Exercise objective |
Repeat the data word for word. Do not include the pictures.

Entries provided |
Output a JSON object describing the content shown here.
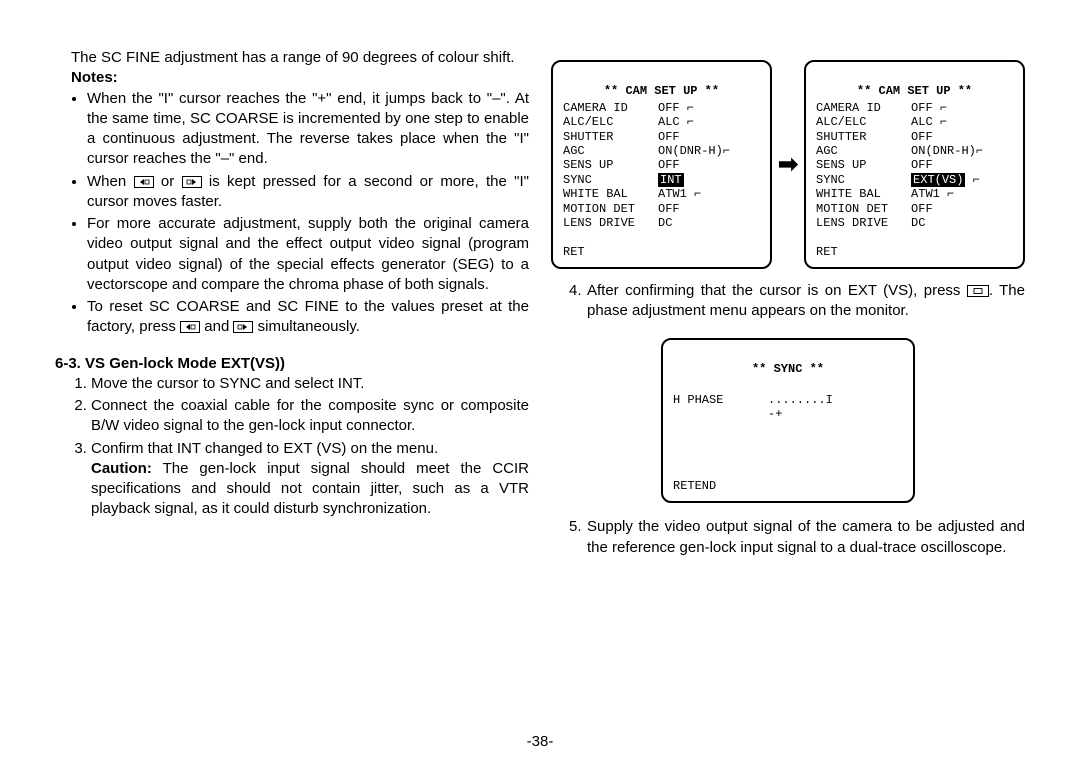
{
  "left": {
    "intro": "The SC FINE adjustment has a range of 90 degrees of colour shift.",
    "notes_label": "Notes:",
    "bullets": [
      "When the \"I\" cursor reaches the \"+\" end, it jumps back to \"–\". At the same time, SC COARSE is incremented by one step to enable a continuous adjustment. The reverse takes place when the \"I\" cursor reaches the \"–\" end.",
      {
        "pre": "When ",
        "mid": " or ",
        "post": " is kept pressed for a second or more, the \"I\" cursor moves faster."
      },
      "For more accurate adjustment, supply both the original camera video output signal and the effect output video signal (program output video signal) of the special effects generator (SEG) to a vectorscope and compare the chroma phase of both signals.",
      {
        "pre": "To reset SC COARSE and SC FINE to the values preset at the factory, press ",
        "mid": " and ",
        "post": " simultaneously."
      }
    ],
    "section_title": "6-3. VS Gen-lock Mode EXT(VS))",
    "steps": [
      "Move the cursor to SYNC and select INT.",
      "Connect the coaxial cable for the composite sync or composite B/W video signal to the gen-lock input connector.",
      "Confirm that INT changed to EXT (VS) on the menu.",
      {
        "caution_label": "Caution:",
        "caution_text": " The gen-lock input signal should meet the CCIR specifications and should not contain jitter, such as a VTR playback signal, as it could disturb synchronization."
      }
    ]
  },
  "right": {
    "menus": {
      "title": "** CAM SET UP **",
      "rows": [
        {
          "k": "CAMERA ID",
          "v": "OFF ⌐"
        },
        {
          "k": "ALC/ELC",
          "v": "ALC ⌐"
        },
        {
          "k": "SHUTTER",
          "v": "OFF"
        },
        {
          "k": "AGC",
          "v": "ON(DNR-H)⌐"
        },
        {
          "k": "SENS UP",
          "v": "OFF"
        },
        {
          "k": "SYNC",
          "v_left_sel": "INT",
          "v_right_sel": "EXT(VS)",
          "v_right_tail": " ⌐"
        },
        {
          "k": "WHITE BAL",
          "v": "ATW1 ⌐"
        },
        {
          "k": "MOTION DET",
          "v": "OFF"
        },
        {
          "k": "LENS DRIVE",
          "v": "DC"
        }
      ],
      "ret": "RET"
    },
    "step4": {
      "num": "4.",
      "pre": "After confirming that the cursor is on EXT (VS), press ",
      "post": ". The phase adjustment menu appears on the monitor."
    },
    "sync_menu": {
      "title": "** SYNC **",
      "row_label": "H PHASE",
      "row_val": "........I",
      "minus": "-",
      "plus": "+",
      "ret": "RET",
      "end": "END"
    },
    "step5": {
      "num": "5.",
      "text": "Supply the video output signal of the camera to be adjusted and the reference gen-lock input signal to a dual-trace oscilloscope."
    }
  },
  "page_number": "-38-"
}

Written solution |
Output a JSON object describing the content shown here.
{
  "left": {
    "intro": "The SC FINE adjustment has a range of 90 degrees of colour shift.",
    "notes_label": "Notes:",
    "bullets": [
      "When the \"I\" cursor reaches the \"+\" end, it jumps back to \"–\". At the same time, SC COARSE is incremented by one step to enable a continuous adjustment. The reverse takes place when the \"I\" cursor reaches the \"–\" end.",
      {
        "pre": "When ",
        "mid": " or ",
        "post": " is kept pressed for a second or more, the \"I\" cursor moves faster."
      },
      "For more accurate adjustment, supply both the original camera video output signal and the effect output video signal (program output video signal) of the special effects generator (SEG) to a vectorscope and compare the chroma phase of both signals.",
      {
        "pre": "To reset SC COARSE and SC FINE to the values preset at the factory, press ",
        "mid": " and ",
        "post": " simultaneously."
      }
    ],
    "section_title": "6-3. VS Gen-lock Mode EXT(VS))",
    "steps": [
      "Move the cursor to SYNC and select INT.",
      "Connect the coaxial cable for the composite sync or composite B/W video signal to the gen-lock input connector.",
      "Confirm that INT changed to EXT (VS) on the menu.",
      {
        "caution_label": "Caution:",
        "caution_text": " The gen-lock input signal should meet the CCIR specifications and should not contain jitter, such as a VTR playback signal, as it could disturb synchronization."
      }
    ]
  },
  "right": {
    "menus": {
      "title": "** CAM SET UP **",
      "rows": [
        {
          "k": "CAMERA ID",
          "v": "OFF ⌐"
        },
        {
          "k": "ALC/ELC",
          "v": "ALC ⌐"
        },
        {
          "k": "SHUTTER",
          "v": "OFF"
        },
        {
          "k": "AGC",
          "v": "ON(DNR-H)⌐"
        },
        {
          "k": "SENS UP",
          "v": "OFF"
        },
        {
          "k": "SYNC",
          "v_left_sel": "INT",
          "v_right_sel": "EXT(VS)",
          "v_right_tail": " ⌐"
        },
        {
          "k": "WHITE BAL",
          "v": "ATW1 ⌐"
        },
        {
          "k": "MOTION DET",
          "v": "OFF"
        },
        {
          "k": "LENS DRIVE",
          "v": "DC"
        }
      ],
      "ret": "RET"
    },
    "step4": {
      "num": "4.",
      "pre": "After confirming that the cursor is on EXT (VS), press ",
      "post": ". The phase adjustment menu appears on the monitor."
    },
    "sync_menu": {
      "title": "** SYNC **",
      "row_label": "H PHASE",
      "row_val": "........I",
      "minus": "-",
      "plus": "+",
      "ret": "RET",
      "end": "END"
    },
    "step5": {
      "num": "5.",
      "text": "Supply the video output signal of the camera to be adjusted and the reference gen-lock input signal to a dual-trace oscilloscope."
    }
  },
  "page_number": "-38-"
}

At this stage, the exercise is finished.